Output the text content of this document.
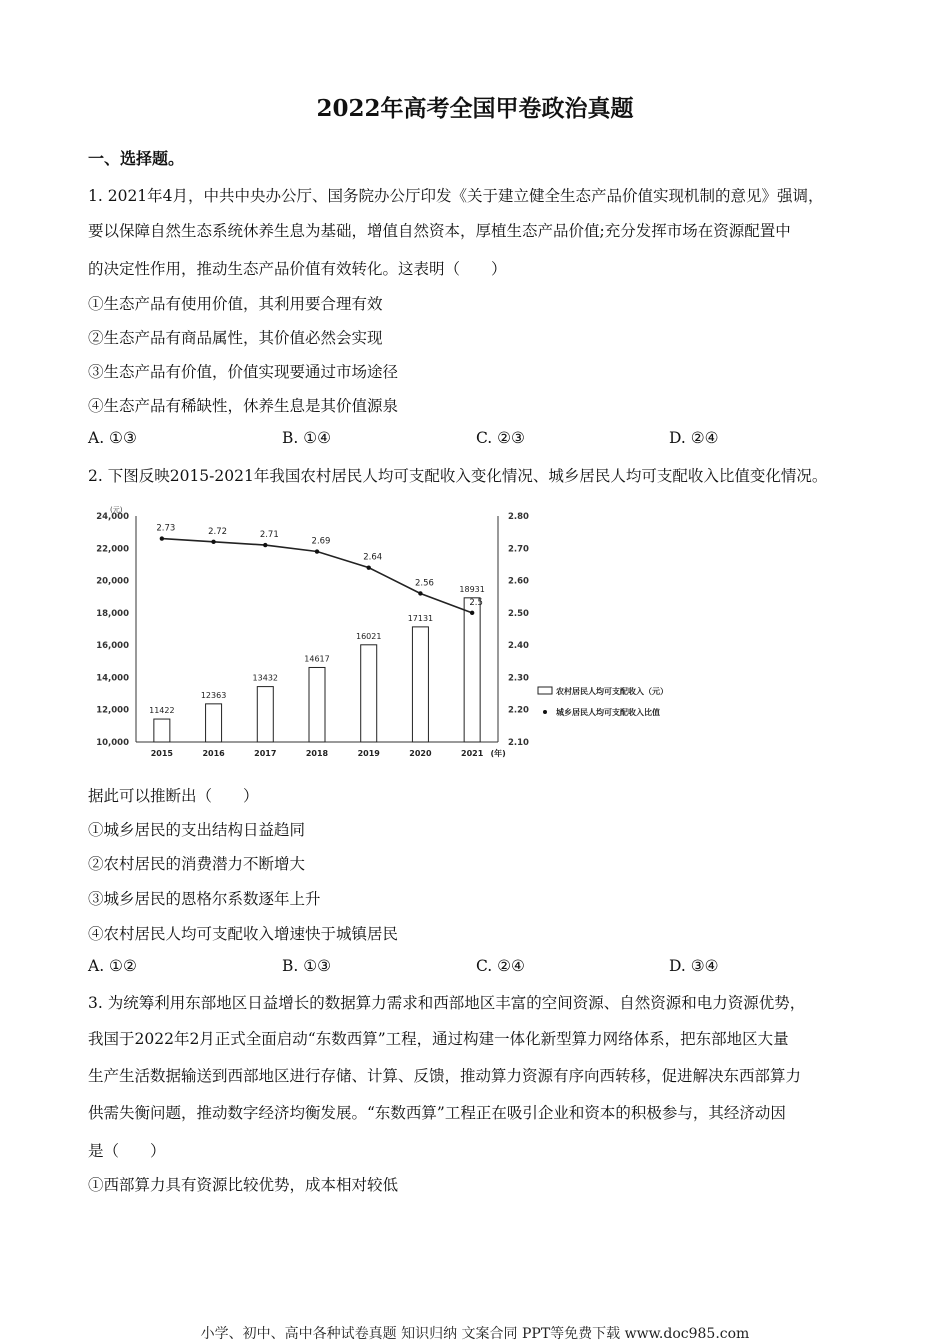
2022年高考全国甲卷政治真题
一、选择题。
1. 2021年4月，中共中央办公厅、国务院办公厅印发《关于建立健全生态产品价值实现机制的意见》强调，
要以保障自然生态系统休养生息为基础，增值自然资本，厚植生态产品价值;充分发挥市场在资源配置中
的决定性作用，推动生态产品价值有效转化。这表明（　　）
①生态产品有使用价值，其利用要合理有效
②生态产品有商品属性，其价值必然会实现
③生态产品有价值，价值实现要通过市场途径
④生态产品有稀缺性，休养生息是其价值源泉
A. ①③	B. ①④	C. ②③	D. ②④
2. 下图反映2015-2021年我国农村居民人均可支配收入变化情况、城乡居民人均可支配收入比值变化情况。
10,000
12,000
14,000
16,000
18,000
20,000
22,000
24,000
(元)
2.10
2.20
2.30
2.40
2.50
2.60
2.70
2.80
2015	2016	2017	2018	2019	2020	2021 (年)
11422
12363
13432
14617
16021
17131
18931
2.73	2.72	2.71
2.69
2.64
2.56
2.5
农村居民人均可支配收入（元）
城乡居民人均可支配收入比值
据此可以推断出（　　）
①城乡居民的支出结构日益趋同
②农村居民的消费潜力不断增大
③城乡居民的恩格尔系数逐年上升
④农村居民人均可支配收入增速快于城镇居民
A. ①②	B. ①③	C. ②④	D. ③④
3. 为统筹利用东部地区日益增长的数据算力需求和西部地区丰富的空间资源、自然资源和电力资源优势，
我国于2022年2月正式全面启动“东数西算”工程，通过构建一体化新型算力网络体系，把东部地区大量
生产生活数据输送到西部地区进行存储、计算、反馈，推动算力资源有序向西转移，促进解决东西部算力
供需失衡问题，推动数字经济均衡发展。“东数西算”工程正在吸引企业和资本的积极参与，其经济动因
是（　　）
①西部算力具有资源比较优势，成本相对较低
小学、初中、高中各种试卷真题 知识归纳 文案合同 PPT等免费下载 www.doc985.com
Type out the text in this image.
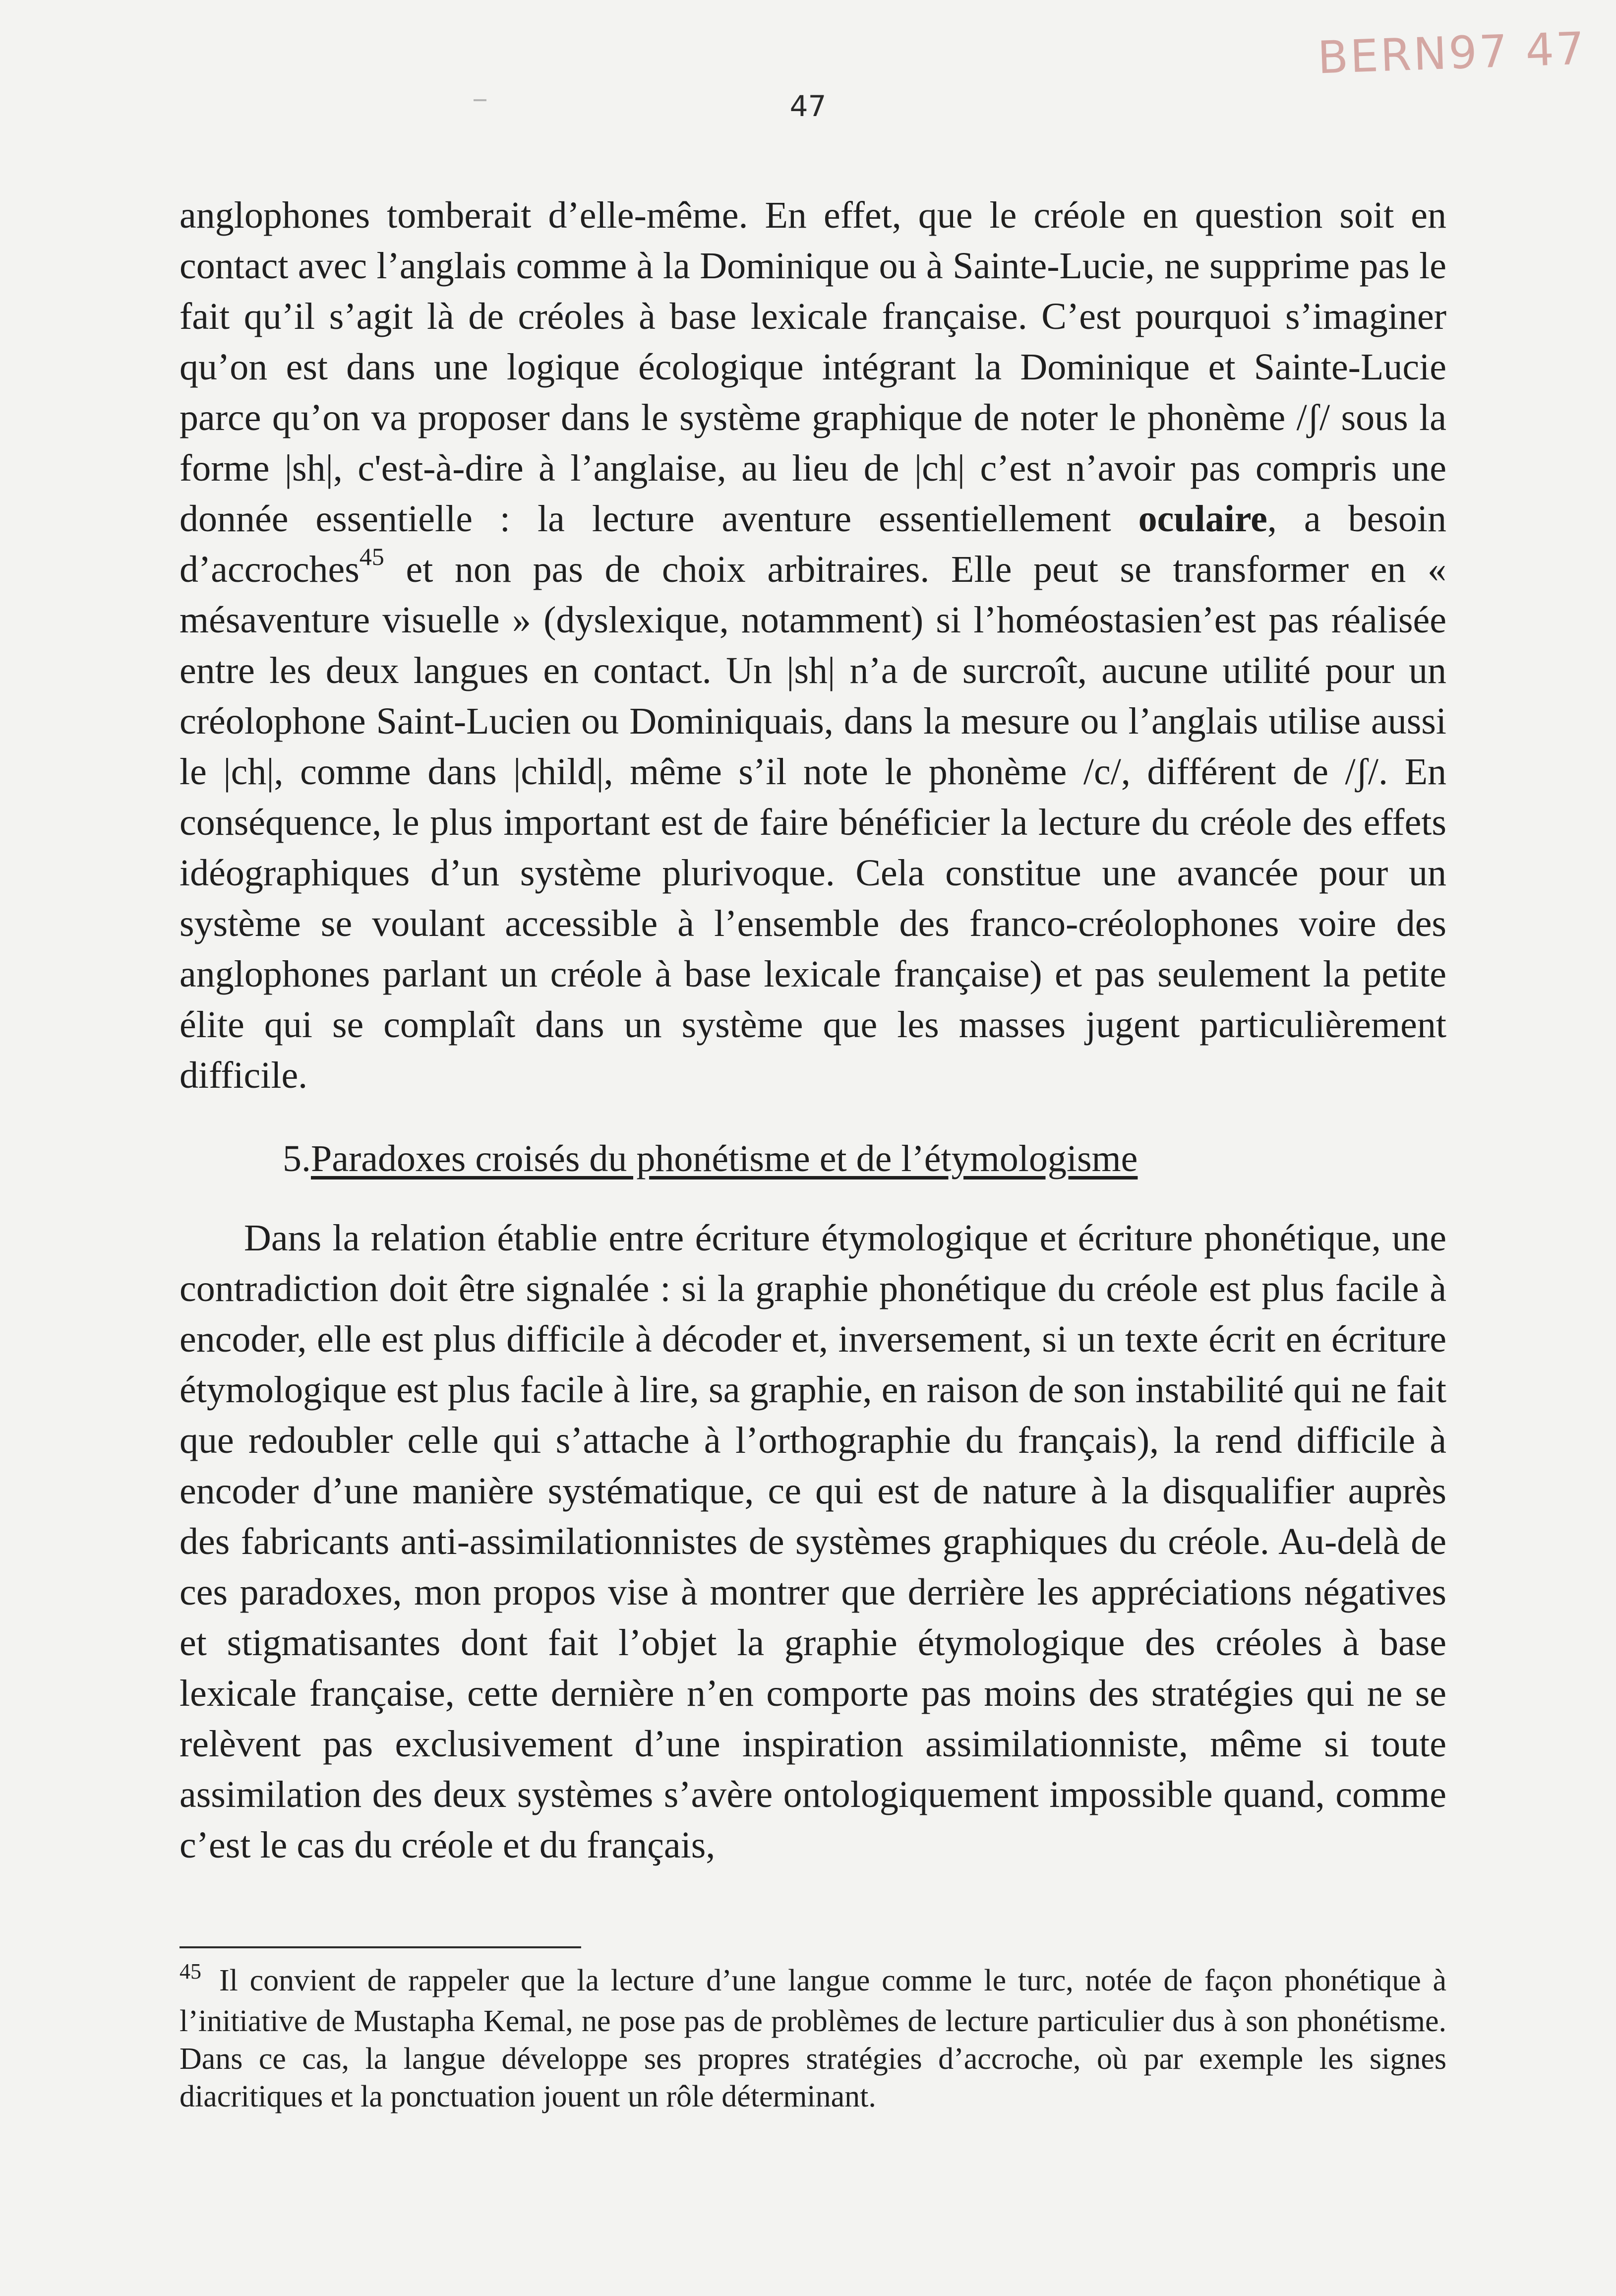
BERN97 47
47

anglophones tomberait d’elle-même. En effet, que le créole en question soit en contact avec l’anglais comme à la Dominique ou à Sainte-Lucie, ne supprime pas le fait qu’il s’agit là de créoles à base lexicale française. C’est pourquoi s’imaginer qu’on est dans une logique écologique intégrant la Dominique et Sainte-Lucie parce qu’on va proposer dans le système graphique de noter le phonème /ʃ/ sous la forme |sh|, c'est-à-dire à l’anglaise, au lieu de |ch| c’est n’avoir pas compris une donnée essentielle : la lecture aventure essentiellement oculaire, a besoin d’accroches$^{45}$ et non pas de choix arbitraires. Elle peut se transformer en « mésaventure visuelle » (dyslexique, notamment) si l’homéostasien’est pas réalisée entre les deux langues en contact. Un |sh| n’a de surcroît, aucune utilité pour un créolophone Saint-Lucien ou Dominiquais, dans la mesure ou l’anglais utilise aussi le |ch|, comme dans |child|, même s’il note le phonème /c/, différent de /ʃ/. En conséquence, le plus important est de faire bénéficier la lecture du créole des effets idéographiques d’un système plurivoque. Cela constitue une avancée pour un système se voulant accessible à l’ensemble des franco-créolophones voire des anglophones parlant un créole à base lexicale française) et pas seulement la petite élite qui se complaît dans un système que les masses jugent particulièrement difficile.

5.Paradoxes croisés du phonétisme et de l’étymologisme

Dans la relation établie entre écriture étymologique et écriture phonétique, une contradiction doit être signalée : si la graphie phonétique du créole est plus facile à encoder, elle est plus difficile à décoder et, inversement, si un texte écrit en écriture étymologique est plus facile à lire, sa graphie, en raison de son instabilité qui ne fait que redoubler celle qui s’attache à l’orthographie du français), la rend difficile à encoder d’une manière systématique, ce qui est de nature à la disqualifier auprès des fabricants anti-assimilationnistes de systèmes graphiques du créole. Au-delà de ces paradoxes, mon propos vise à montrer que derrière les appréciations négatives et stigmatisantes dont fait l’objet la graphie étymologique des créoles à base lexicale française, cette dernière n’en comporte pas moins des stratégies qui ne se relèvent pas exclusivement d’une inspiration assimilationniste, même si toute assimilation des deux systèmes s’avère ontologiquement impossible quand, comme c’est le cas du créole et du français,

$^{45}$ Il convient de rappeler que la lecture d’une langue comme le turc, notée de façon phonétique à l’initiative de Mustapha Kemal, ne pose pas de problèmes de lecture particulier dus à son phonétisme. Dans ce cas, la langue développe ses propres stratégies d’accroche, où par exemple les signes diacritiques et la ponctuation jouent un rôle déterminant.
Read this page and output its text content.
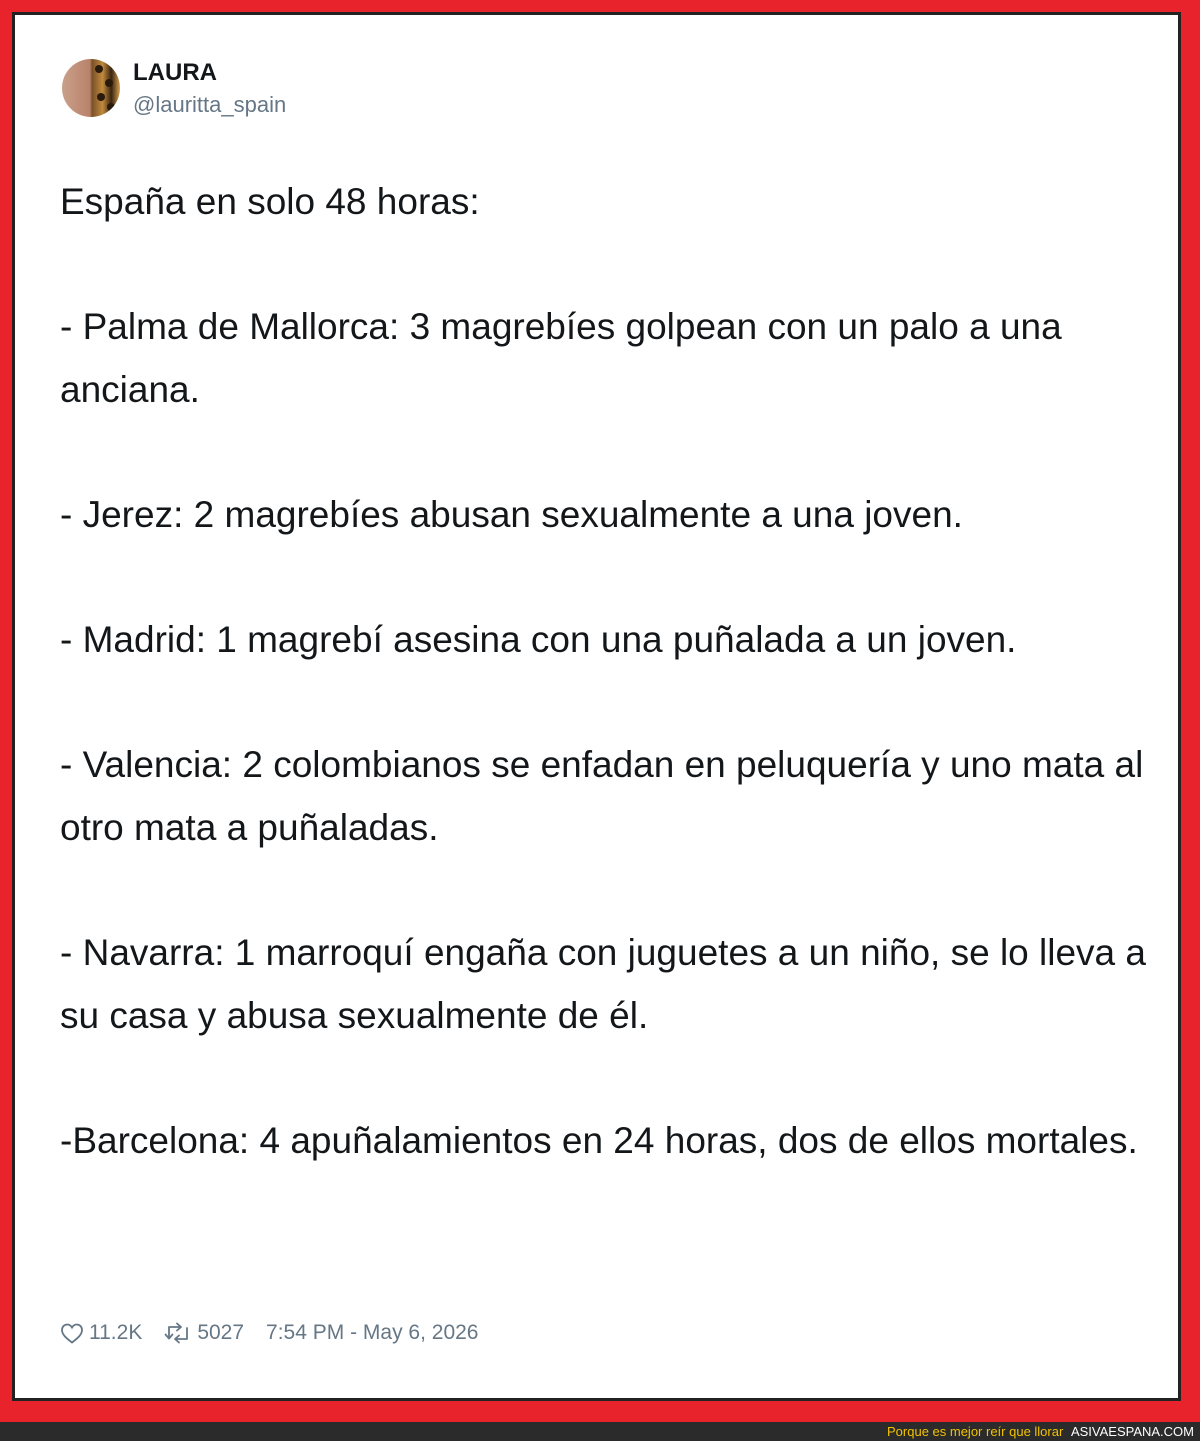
LAURA
@lauritta_spain

España en solo 48 horas:

- Palma de Mallorca: 3 magrebíes golpean con un palo a una anciana.

- Jerez: 2 magrebíes abusan sexualmente a una joven.

- Madrid: 1 magrebí asesina con una puñalada a un joven.

- Valencia: 2 colombianos se enfadan en peluquería y uno mata al otro mata a puñaladas.

- Navarra: 1 marroquí engaña con juguetes a un niño, se lo lleva a su casa y abusa sexualmente de él.

-Barcelona: 4 apuñalamientos en 24 horas, dos de ellos mortales.

11.2K	5027 7:54 PM - May 6, 2026
Porque es mejor reír que llorar ASIVAESPANA.COM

• Given problem
A faithful copy of the records above is needed, with the pictures left out.

• Reply to the exercise
Output the text content of this document.
2022年高考全国甲卷政治真题
一、选择题。
1. 2021年4月，中共中央办公厅、国务院办公厅印发《关于建立健全生态产品价值实现机制的意见》强调，
要以保障自然生态系统休养生息为基础，增值自然资本，厚植生态产品价值;充分发挥市场在资源配置中
的决定性作用，推动生态产品价值有效转化。这表明（　　）
①生态产品有使用价值，其利用要合理有效
②生态产品有商品属性，其价值必然会实现
③生态产品有价值，价值实现要通过市场途径
④生态产品有稀缺性，休养生息是其价值源泉
A. ①③	B. ①④	C. ②③	D. ②④
2. 下图反映2015-2021年我国农村居民人均可支配收入变化情况、城乡居民人均可支配收入比值变化情况。
10,000
12,000
14,000
16,000
18,000
20,000
22,000
24,000
(元)
2.10
2.20
2.30
2.40
2.50
2.60
2.70
2.80
2015	2016	2017	2018	2019	2020	2021 (年)
11422
12363
13432
14617
16021
17131
18931
2.73	2.72	2.71
2.69
2.64
2.56
2.5
农村居民人均可支配收入（元）
城乡居民人均可支配收入比值
据此可以推断出（　　）
①城乡居民的支出结构日益趋同
②农村居民的消费潜力不断增大
③城乡居民的恩格尔系数逐年上升
④农村居民人均可支配收入增速快于城镇居民
A. ①②	B. ①③	C. ②④	D. ③④
3. 为统筹利用东部地区日益增长的数据算力需求和西部地区丰富的空间资源、自然资源和电力资源优势，
我国于2022年2月正式全面启动“东数西算”工程，通过构建一体化新型算力网络体系，把东部地区大量
生产生活数据输送到西部地区进行存储、计算、反馈，推动算力资源有序向西转移，促进解决东西部算力
供需失衡问题，推动数字经济均衡发展。“东数西算”工程正在吸引企业和资本的积极参与，其经济动因
是（　　）
①西部算力具有资源比较优势，成本相对较低
小学、初中、高中各种试卷真题 知识归纳 文案合同 PPT等免费下载 www.doc985.com
Type out the text in this image.
BERN97 47
47

anglophones tomberait d’elle-même. En effet, que le créole en question soit en contact avec l’anglais comme à la Dominique ou à Sainte-Lucie, ne supprime pas le fait qu’il s’agit là de créoles à base lexicale française. C’est pourquoi s’imaginer qu’on est dans une logique écologique intégrant la Dominique et Sainte-Lucie parce qu’on va proposer dans le système graphique de noter le phonème /ʃ/ sous la forme |sh|, c'est-à-dire à l’anglaise, au lieu de |ch| c’est n’avoir pas compris une donnée essentielle : la lecture aventure essentiellement oculaire, a besoin d’accroches$^{45}$ et non pas de choix arbitraires. Elle peut se transformer en « mésaventure visuelle » (dyslexique, notamment) si l’homéostasien’est pas réalisée entre les deux langues en contact. Un |sh| n’a de surcroît, aucune utilité pour un créolophone Saint-Lucien ou Dominiquais, dans la mesure ou l’anglais utilise aussi le |ch|, comme dans |child|, même s’il note le phonème /c/, différent de /ʃ/. En conséquence, le plus important est de faire bénéficier la lecture du créole des effets idéographiques d’un système plurivoque. Cela constitue une avancée pour un système se voulant accessible à l’ensemble des franco-créolophones voire des anglophones parlant un créole à base lexicale française) et pas seulement la petite élite qui se complaît dans un système que les masses jugent particulièrement difficile.

5.Paradoxes croisés du phonétisme et de l’étymologisme

Dans la relation établie entre écriture étymologique et écriture phonétique, une contradiction doit être signalée : si la graphie phonétique du créole est plus facile à encoder, elle est plus difficile à décoder et, inversement, si un texte écrit en écriture étymologique est plus facile à lire, sa graphie, en raison de son instabilité qui ne fait que redoubler celle qui s’attache à l’orthographie du français), la rend difficile à encoder d’une manière systématique, ce qui est de nature à la disqualifier auprès des fabricants anti-assimilationnistes de systèmes graphiques du créole. Au-delà de ces paradoxes, mon propos vise à montrer que derrière les appréciations négatives et stigmatisantes dont fait l’objet la graphie étymologique des créoles à base lexicale française, cette dernière n’en comporte pas moins des stratégies qui ne se relèvent pas exclusivement d’une inspiration assimilationniste, même si toute assimilation des deux systèmes s’avère ontologiquement impossible quand, comme c’est le cas du créole et du français,

$^{45}$ Il convient de rappeler que la lecture d’une langue comme le turc, notée de façon phonétique à l’initiative de Mustapha Kemal, ne pose pas de problèmes de lecture particulier dus à son phonétisme. Dans ce cas, la langue développe ses propres stratégies d’accroche, où par exemple les signes diacritiques et la ponctuation jouent un rôle déterminant.
Read this page and output its text content.
LAURA
@lauritta_spain

España en solo 48 horas:

- Palma de Mallorca: 3 magrebíes golpean con un palo a una anciana.

- Jerez: 2 magrebíes abusan sexualmente a una joven.

- Madrid: 1 magrebí asesina con una puñalada a un joven.

- Valencia: 2 colombianos se enfadan en peluquería y uno mata al otro mata a puñaladas.

- Navarra: 1 marroquí engaña con juguetes a un niño, se lo lleva a su casa y abusa sexualmente de él.

-Barcelona: 4 apuñalamientos en 24 horas, dos de ellos mortales.

11.2K	5027 7:54 PM - May 6, 2026
Porque es mejor reír que llorar ASIVAESPANA.COM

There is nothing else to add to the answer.